** begin Data provided **

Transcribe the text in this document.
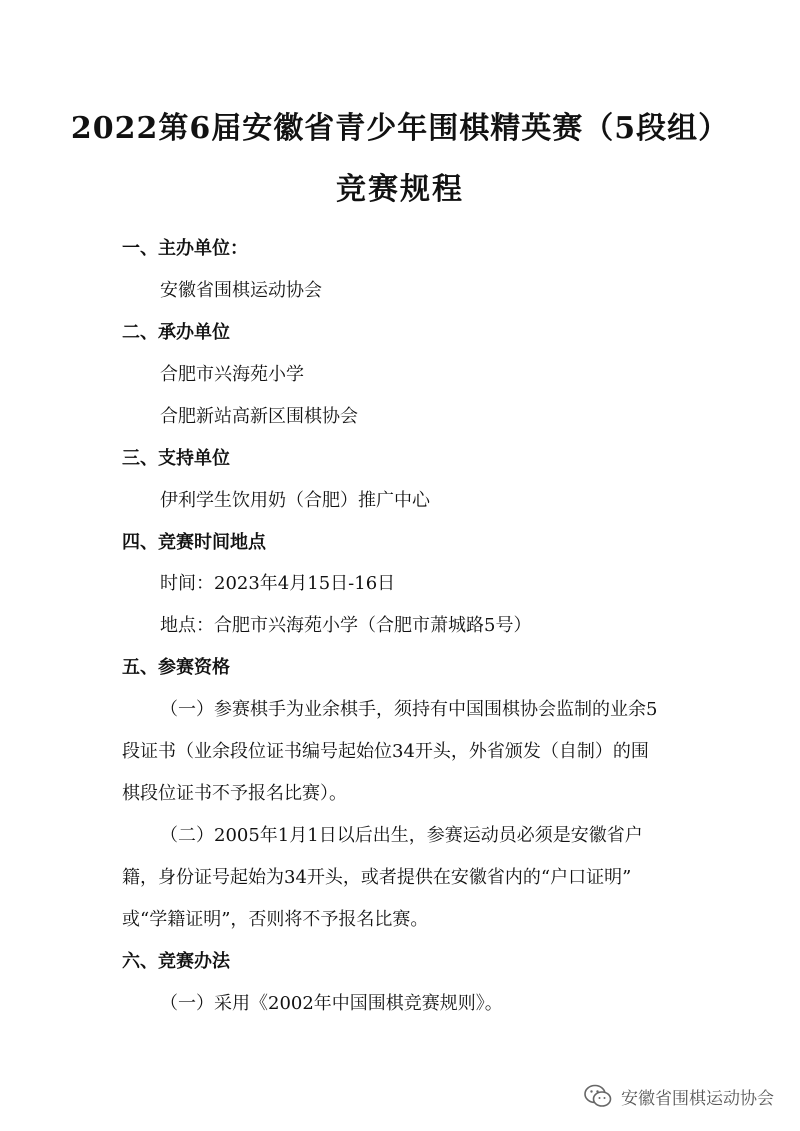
2022第6届安徽省青少年围棋精英赛（5段组）
竞赛规程
一、主办单位：
安徽省围棋运动协会
二、承办单位
合肥市兴海苑小学
合肥新站高新区围棋协会
三、支持单位
伊利学生饮用奶（合肥）推广中心
四、竞赛时间地点
时间：2023年4月15日-16日
地点：合肥市兴海苑小学（合肥市萧城路5号）
五、参赛资格
（一）参赛棋手为业余棋手，须持有中国围棋协会监制的业余5
段证书（业余段位证书编号起始位34开头，外省颁发（自制）的围
棋段位证书不予报名比赛）。
（二）2005年1月1日以后出生，参赛运动员必须是安徽省户
籍，身份证号起始为34开头，或者提供在安徽省内的“户口证明”
或“学籍证明”，否则将不予报名比赛。
六、竞赛办法
（一）采用《2002年中国围棋竞赛规则》。
安徽省围棋运动协会
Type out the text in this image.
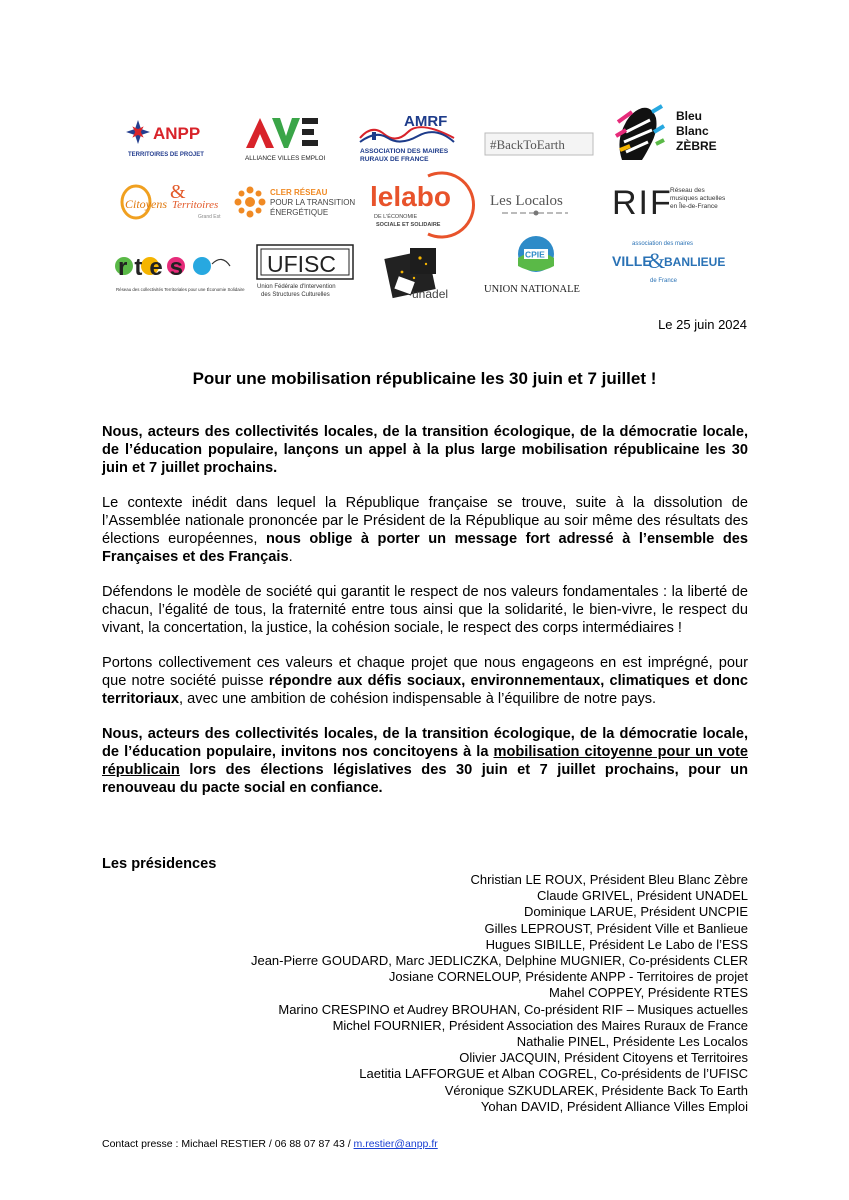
ANPP
TERRITOIRES DE PROJET	ALLIANCE VILLES EMPLOI
AMRF
ASSOCIATION DES MAIRES
RURAUX DE FRANCE
#BackToEarth
Bleu
Blanc
ZÈBRE
Citoyens
&
Territoires
Grand Est
CLER RÉSEAU
POUR LA TRANSITION
ÉNERGÉTIQUE
lelabo
DE L'ÉCONOMIE
SOCIALE ET SOLIDAIRE
Les Localos RIF
Réseau des
musiques actuelles
en Île-de-France
rtes
Réseau des collectivités Territoriales pour une Économie Solidaire
UFISC
Union Fédérale d'Intervention
des Structures Culturelles	unadel
CPIE
UNION NATIONALE
association des maires
VILLE
&
BANLIEUE
de France
Le 25 juin 2024
Pour une mobilisation républicaine les 30 juin et 7 juillet !

Nous, acteurs des collectivités locales, de la transition écologique, de la démocratie locale, de l’éducation populaire, lançons un appel à la plus large mobilisation républicaine les 30 juin et 7 juillet prochains.

Le contexte inédit dans lequel la République française se trouve, suite à la dissolution de l’Assemblée nationale prononcée par le Président de la République au soir même des résultats des élections européennes, nous oblige à porter un message fort adressé à l’ensemble des Françaises et des Français.

Défendons le modèle de société qui garantit le respect de nos valeurs fondamentales : la liberté de chacun, l’égalité de tous, la fraternité entre tous ainsi que la solidarité, le bien-vivre, le respect du vivant, la concertation, la justice, la cohésion sociale, le respect des corps intermédiaires !

Portons collectivement ces valeurs et chaque projet que nous engageons en est imprégné, pour que notre société puisse répondre aux défis sociaux, environnementaux, climatiques et donc territoriaux, avec une ambition de cohésion indispensable à l’équilibre de notre pays.

Nous, acteurs des collectivités locales, de la transition écologique, de la démocratie locale, de l’éducation populaire, invitons nos concitoyens à la mobilisation citoyenne pour un vote républicain lors des élections législatives des 30 juin et 7 juillet prochains, pour un renouveau du pacte social en confiance.

Les présidences
Christian LE ROUX, Président Bleu Blanc Zèbre
Claude GRIVEL, Président UNADEL
Dominique LARUE, Président UNCPIE
Gilles LEPROUST, Président Ville et Banlieue
Hugues SIBILLE, Président Le Labo de l’ESS
Jean-Pierre GOUDARD, Marc JEDLICZKA, Delphine MUGNIER, Co-présidents CLER
Josiane CORNELOUP, Présidente ANPP - Territoires de projet
Mahel COPPEY, Présidente RTES
Marino CRESPINO et Audrey BROUHAN, Co-président RIF – Musiques actuelles
Michel FOURNIER, Président Association des Maires Ruraux de France
Nathalie PINEL, Présidente Les Localos
Olivier JACQUIN, Président Citoyens et Territoires
Laetitia LAFFORGUE et Alban COGREL, Co-présidents de l’UFISC
Véronique SZKUDLAREK, Présidente Back To Earth
Yohan DAVID, Président Alliance Villes Emploi
Contact presse : Michael RESTIER / 06 88 07 87 43 / m.restier@anpp.fr
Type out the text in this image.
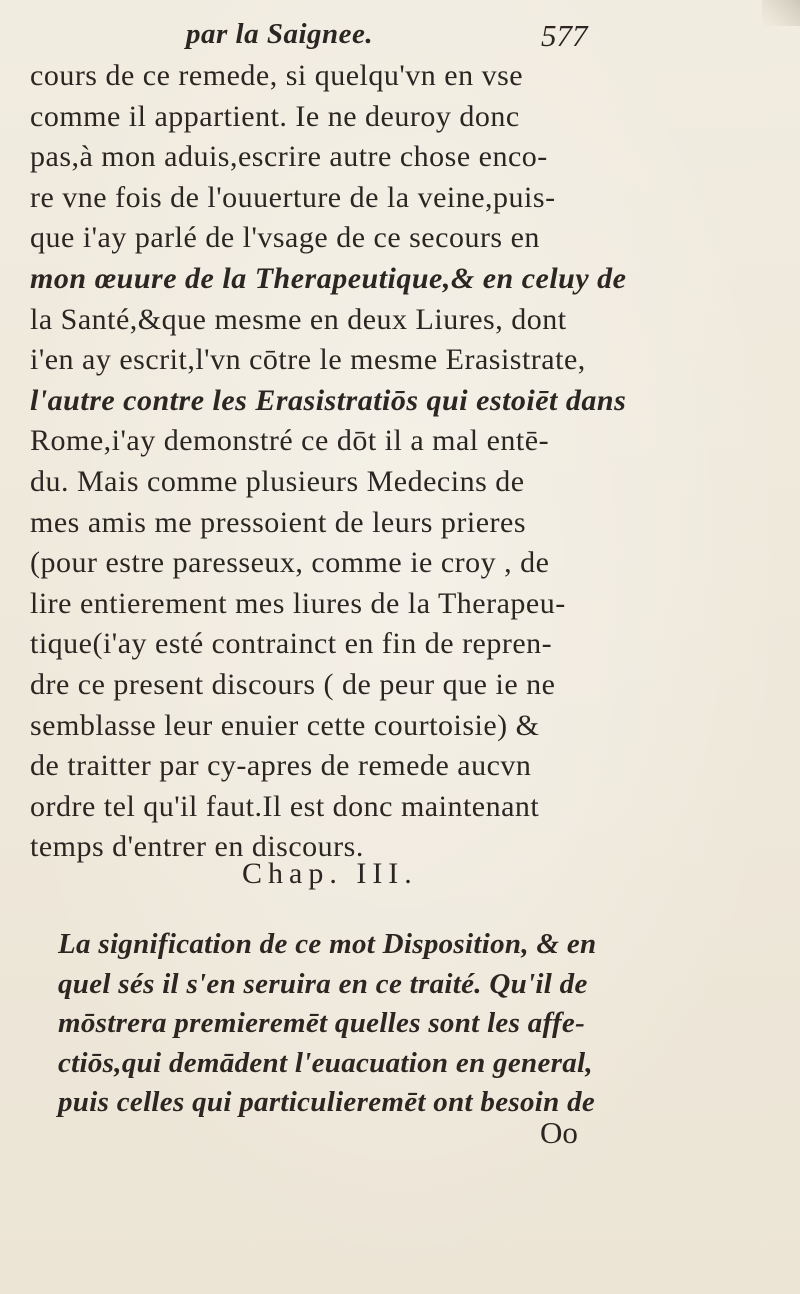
par la Saignee.	577
cours de ce remede, si quelqu'vn en vse
comme il appartient. Ie ne deuroy donc
pas,à mon aduis,escrire autre chose enco-
re vne fois de l'ouuerture de la veine,puis-
que i'ay parlé de l'vsage de ce secours en
mon œuure de la Therapeutique,& en celuy de
la Santé,&que mesme en deux Liures, dont
i'en ay escrit,l'vn cōtre le mesme Erasistrate,
l'autre contre les Erasistratiōs qui estoiēt dans
Rome,i'ay demonstré ce dōt il a mal entē-
du. Mais comme plusieurs Medecins de
mes amis me pressoient de leurs prieres
(pour estre paresseux, comme ie croy , de
lire entierement mes liures de la Therapeu-
tique(i'ay esté contrainct en fin de repren-
dre ce present discours ( de peur que ie ne
semblasse leur enuier cette courtoisie) &
de traitter par cy-apres de remede aucvn
ordre tel qu'il faut.Il est donc maintenant
temps d'entrer en discours.
Chap. III.
La signification de ce mot Disposition, & en
quel sés il s'en seruira en ce traité. Qu'il de
mōstrera premieremēt quelles sont les affe-
ctiōs,qui demādent l'euacuation en general,
puis celles qui particulieremēt ont besoin de
Oo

** end Data provided **

Problem description: Gather all lines from the records above in which "CLER" appears.

Solution for this task:
CLER RÉSEAU
Jean-Pierre GOUDARD, Marc JEDLICZKA, Delphine MUGNIER, Co-présidents CLER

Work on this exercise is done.